:: Supplied text

3. Prepare the Engine
The engine requires proper preparation to keep it in excellent condition. Warm the engine to loosen oils, then replace the transmission fluid and oil filters. Remove the spark plugs and spray fogging oil on the holes to protect them from moisture, rust, and corrosion. Examine the engine for signs of wear and tear, including cracks in hoses, corrosion on cylinders, or anything else that may cause issues. Add a stabilizer to your fuel to protect it from degradation during storage.
4. Prime the Battery
Leaving your battery inside the boat can drain and damage it. Remove it for the winter and store it in a dry place with temperatures above freezing. Cover the clean terminals with some grease to protect them from moisture. Consider a trickle charger, which slowly charges your battery over time. It helps maintain the battery’s health while in storage.
5. Cover Your Boat
If you use an outdoor storage facility, your boat may be prone to the sun, rain, snow, dirt, and other debris. Cover your boat to protect it from the elements and keep it pristine. Choose one with proper ventilation to prevent mold and mildew growth while allowing air circulation. You may also need to secure the cover with straps, ropes, or bungee cords. Even if you’re considering boat storage facilities with indoor storage, a cover may still be necessary to protect your boat.

::::

The exercise:
Rewrite the part of the boat storage text that opens with the words containing "3. Prepare the" and closes with "while in storage.", swapping "trickle charger" for "battery maintainer".

:: Data excerpts

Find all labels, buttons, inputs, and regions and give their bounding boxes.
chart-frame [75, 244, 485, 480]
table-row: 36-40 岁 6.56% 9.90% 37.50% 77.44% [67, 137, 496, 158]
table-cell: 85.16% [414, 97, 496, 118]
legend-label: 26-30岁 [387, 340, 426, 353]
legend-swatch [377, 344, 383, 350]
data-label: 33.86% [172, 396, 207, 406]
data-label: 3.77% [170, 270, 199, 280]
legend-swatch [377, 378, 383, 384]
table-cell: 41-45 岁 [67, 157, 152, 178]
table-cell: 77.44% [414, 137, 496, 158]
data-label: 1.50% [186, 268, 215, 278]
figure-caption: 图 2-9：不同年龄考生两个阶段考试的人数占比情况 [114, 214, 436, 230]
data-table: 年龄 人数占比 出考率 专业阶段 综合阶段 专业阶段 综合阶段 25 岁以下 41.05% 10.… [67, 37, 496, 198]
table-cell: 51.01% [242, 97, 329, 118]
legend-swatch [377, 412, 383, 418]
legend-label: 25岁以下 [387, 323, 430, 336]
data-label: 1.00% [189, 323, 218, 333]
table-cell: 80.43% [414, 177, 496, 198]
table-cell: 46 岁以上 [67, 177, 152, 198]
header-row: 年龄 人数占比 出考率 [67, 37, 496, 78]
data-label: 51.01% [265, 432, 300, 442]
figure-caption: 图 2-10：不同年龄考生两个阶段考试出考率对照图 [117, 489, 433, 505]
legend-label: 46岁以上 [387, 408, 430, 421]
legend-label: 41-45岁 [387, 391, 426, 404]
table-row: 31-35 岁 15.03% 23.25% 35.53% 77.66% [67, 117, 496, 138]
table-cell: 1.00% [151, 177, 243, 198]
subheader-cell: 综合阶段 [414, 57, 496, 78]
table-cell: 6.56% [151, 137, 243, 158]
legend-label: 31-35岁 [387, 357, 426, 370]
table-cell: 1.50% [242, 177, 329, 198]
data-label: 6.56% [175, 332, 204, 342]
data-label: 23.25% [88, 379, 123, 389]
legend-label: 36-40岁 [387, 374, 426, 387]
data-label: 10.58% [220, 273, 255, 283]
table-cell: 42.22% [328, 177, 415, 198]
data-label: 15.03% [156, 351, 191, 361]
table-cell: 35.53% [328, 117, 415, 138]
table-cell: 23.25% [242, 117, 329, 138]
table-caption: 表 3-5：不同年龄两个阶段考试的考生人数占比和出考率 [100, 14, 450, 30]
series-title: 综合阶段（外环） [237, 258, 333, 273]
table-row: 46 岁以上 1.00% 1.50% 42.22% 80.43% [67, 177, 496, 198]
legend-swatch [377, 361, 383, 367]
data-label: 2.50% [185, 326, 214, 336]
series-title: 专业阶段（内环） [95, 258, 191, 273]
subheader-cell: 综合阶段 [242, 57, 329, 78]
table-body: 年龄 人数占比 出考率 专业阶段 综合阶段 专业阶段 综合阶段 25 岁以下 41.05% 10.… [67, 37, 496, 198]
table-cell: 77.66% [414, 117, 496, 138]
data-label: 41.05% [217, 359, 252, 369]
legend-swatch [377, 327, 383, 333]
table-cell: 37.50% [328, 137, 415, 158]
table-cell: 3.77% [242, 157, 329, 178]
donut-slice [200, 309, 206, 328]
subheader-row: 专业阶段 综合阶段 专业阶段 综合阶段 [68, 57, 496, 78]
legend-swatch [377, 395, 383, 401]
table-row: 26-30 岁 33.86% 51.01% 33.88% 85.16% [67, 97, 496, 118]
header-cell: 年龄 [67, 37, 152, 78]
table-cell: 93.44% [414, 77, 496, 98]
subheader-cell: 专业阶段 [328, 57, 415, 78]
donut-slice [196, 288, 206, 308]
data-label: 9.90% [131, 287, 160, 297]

::::

Right answer:
3. Prepare the Engine
The engine requires proper preparation to keep it in excellent condition. Warm the engine to loosen oils, then replace the transmission fluid and oil filters. Remove the spark plugs and spray fogging oil on the holes to protect them from moisture, rust, and corrosion. Examine the engine for signs of wear and tear, including cracks in hoses, corrosion on cylinders, or anything else that may cause issues. Add a stabilizer to your fuel to protect it from degradation during storage.
4. Prime the Battery
Leaving your battery inside the boat can drain and damage it. Remove it for the winter and store it in a dry place with temperatures above freezing. Cover the clean terminals with some grease to protect them from moisture. Consider a battery maintainer, which slowly charges your battery over time. It helps maintain the battery’s health while in storage.